Data excerpts ::
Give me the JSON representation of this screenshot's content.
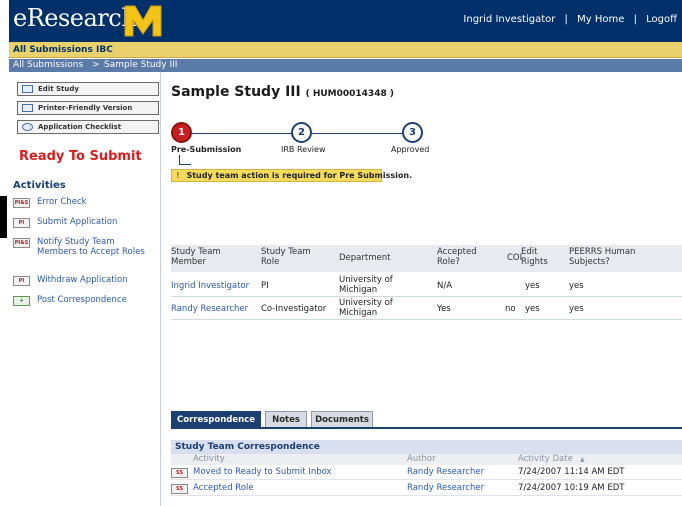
{
  "header": {
    "app_name": "eResearch",
    "logo_letter": "M",
    "user_link": "Ingrid Investigator",
    "separator": "|",
    "home_link": "My Home",
    "logout_link": "Logoff"
  },
  "nav": {
    "tabs": [
      "All Submissions",
      "IBC"
    ]
  },
  "breadcrumb": {
    "items": [
      "All Submissions",
      ">",
      "Sample Study III"
    ]
  },
  "sidebar": {
    "buttons": [
      {
        "label": "Edit Study",
        "icon": "edit-icon"
      },
      {
        "label": "Printer-Friendly Version",
        "icon": "printer-icon"
      },
      {
        "label": "Application Checklist",
        "icon": "checklist-icon"
      }
    ],
    "status": "Ready To Submit",
    "activities_title": "Activities",
    "activities": [
      {
        "tag": "PI&S",
        "label": "Error Check"
      },
      {
        "tag": "PI",
        "label": "Submit Application"
      },
      {
        "tag": "PI&S",
        "label": "Notify Study Team Members to Accept Roles"
      },
      {
        "tag": "PI",
        "label": "Withdraw Application"
      },
      {
        "tag": "+",
        "label": "Post Correspondence"
      }
    ]
  },
  "study": {
    "title": "Sample Study III",
    "id": "( HUM00014348 )"
  },
  "workflow": {
    "steps": [
      {
        "number": "1",
        "label": "Pre-Submission",
        "active": true
      },
      {
        "number": "2",
        "label": "IRB Review",
        "active": false
      },
      {
        "number": "3",
        "label": "Approved",
        "active": false
      }
    ],
    "notice_icon": "!",
    "notice": "Study team action is required for Pre Submission."
  },
  "team_table": {
    "headers": [
      "Study Team Member",
      "Study Team Role",
      "Department",
      "Accepted Role?",
      "COI",
      "Edit Rights",
      "PEERRS Human Subjects?"
    ],
    "rows": [
      {
        "member": "Ingrid Investigator",
        "role": "PI",
        "department": "University of Michigan",
        "accepted": "N/A",
        "coi": "",
        "edit": "yes",
        "peerrs": "yes"
      },
      {
        "member": "Randy Researcher",
        "role": "Co-Investigator",
        "department": "University of Michigan",
        "accepted": "Yes",
        "coi": "no",
        "edit": "yes",
        "peerrs": "yes"
      }
    ]
  },
  "content_tabs": [
    "Correspondence",
    "Notes",
    "Documents"
  ],
  "correspondence": {
    "title": "Study Team Correspondence",
    "headers": {
      "activity": "Activity",
      "author": "Author",
      "date": "Activity Date"
    },
    "sort_indicator": "▲",
    "rows": [
      {
        "tag": "SS",
        "activity": "Moved to Ready to Submit Inbox",
        "author": "Randy Researcher",
        "date": "7/24/2007 11:14 AM EDT"
      },
      {
        "tag": "SS",
        "activity": "Accepted Role",
        "author": "Randy Researcher",
        "date": "7/24/2007 10:19 AM EDT"
      }
    ]
  }
}
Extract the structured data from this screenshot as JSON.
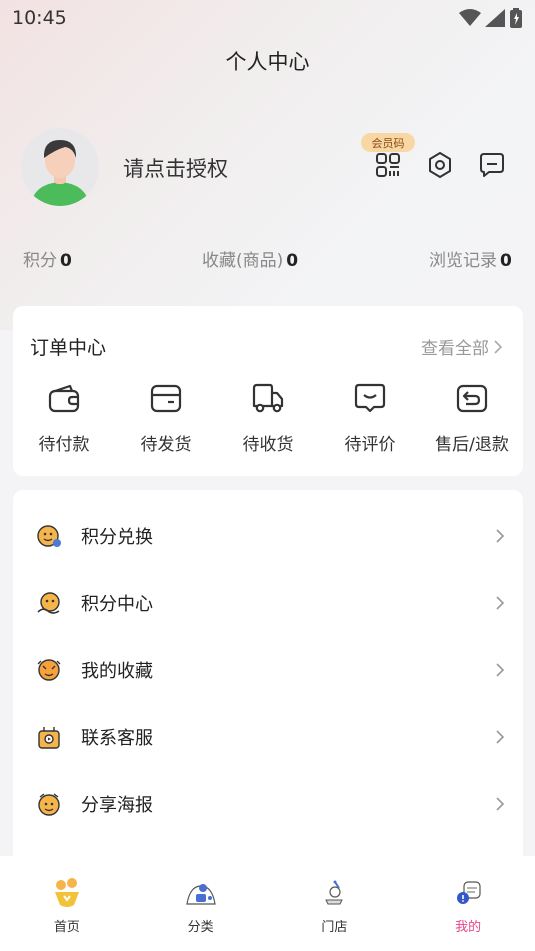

EXERCISE DIRECTIONS :: Gather each line that holds "Investigator".

OUTPUT FOR THIS EXERCISE ::
    "user_link": "Ingrid Investigator",
        "member": "Ingrid Investigator",
        "role": "Co-Investigator",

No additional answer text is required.